(Prompt): Select lines where the word "this" appears.

(Excerpted data):
>> START
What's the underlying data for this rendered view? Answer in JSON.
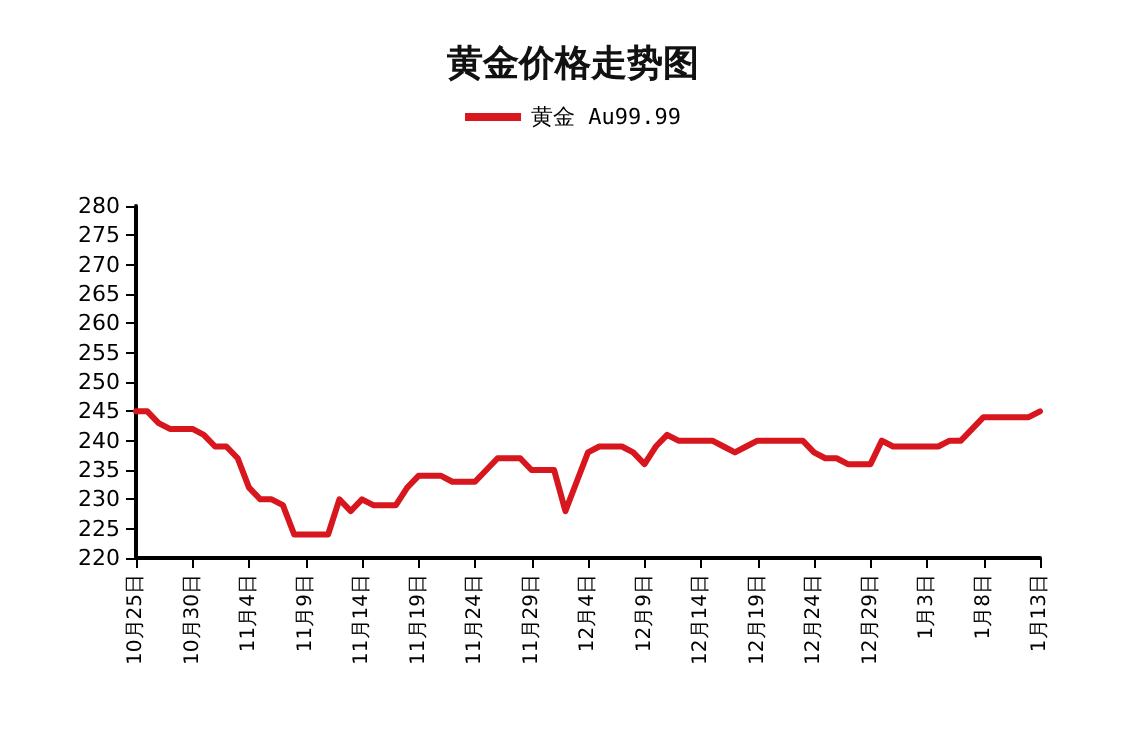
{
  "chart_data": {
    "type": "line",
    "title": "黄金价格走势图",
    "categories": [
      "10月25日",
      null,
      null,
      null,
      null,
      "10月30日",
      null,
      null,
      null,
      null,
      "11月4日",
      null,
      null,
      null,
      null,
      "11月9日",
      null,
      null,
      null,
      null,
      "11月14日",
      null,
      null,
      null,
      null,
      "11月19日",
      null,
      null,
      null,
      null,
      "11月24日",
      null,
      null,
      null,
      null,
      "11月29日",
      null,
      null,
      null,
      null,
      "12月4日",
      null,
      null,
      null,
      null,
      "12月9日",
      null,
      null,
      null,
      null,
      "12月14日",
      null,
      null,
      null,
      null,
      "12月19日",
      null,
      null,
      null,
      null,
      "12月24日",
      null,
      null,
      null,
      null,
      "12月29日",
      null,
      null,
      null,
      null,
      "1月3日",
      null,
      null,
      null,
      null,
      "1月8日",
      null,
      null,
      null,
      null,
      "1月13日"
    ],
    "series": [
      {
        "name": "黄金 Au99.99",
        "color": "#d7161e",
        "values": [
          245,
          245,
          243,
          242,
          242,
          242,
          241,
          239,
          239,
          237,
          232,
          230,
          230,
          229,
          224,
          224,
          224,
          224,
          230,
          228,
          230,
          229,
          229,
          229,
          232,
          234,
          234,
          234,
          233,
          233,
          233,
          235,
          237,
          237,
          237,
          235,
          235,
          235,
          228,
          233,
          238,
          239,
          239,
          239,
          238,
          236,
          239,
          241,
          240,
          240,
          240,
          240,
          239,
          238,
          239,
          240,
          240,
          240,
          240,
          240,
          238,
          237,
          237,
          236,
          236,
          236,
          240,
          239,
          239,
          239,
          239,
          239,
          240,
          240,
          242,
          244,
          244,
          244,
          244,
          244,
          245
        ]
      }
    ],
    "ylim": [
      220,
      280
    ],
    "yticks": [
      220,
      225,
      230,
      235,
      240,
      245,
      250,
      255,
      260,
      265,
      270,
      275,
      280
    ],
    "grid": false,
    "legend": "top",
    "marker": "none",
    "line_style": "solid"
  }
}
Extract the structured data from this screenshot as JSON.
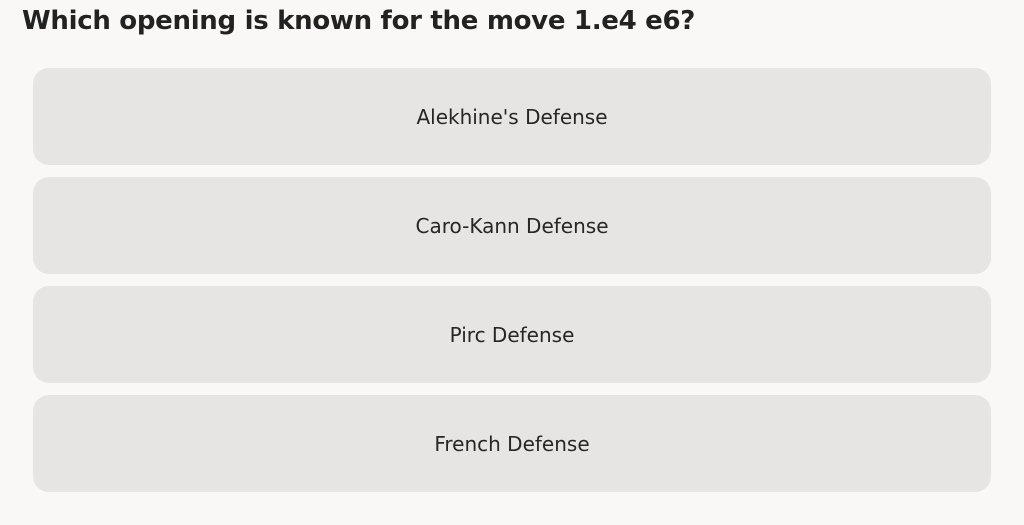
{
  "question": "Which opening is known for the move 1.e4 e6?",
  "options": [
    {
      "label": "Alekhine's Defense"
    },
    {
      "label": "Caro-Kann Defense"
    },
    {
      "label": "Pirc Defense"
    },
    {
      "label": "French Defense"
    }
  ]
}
>> END
(Task result):
What's the underlying data for this rendered view? Answer in JSON.
Extract the structured data from this screenshot as JSON.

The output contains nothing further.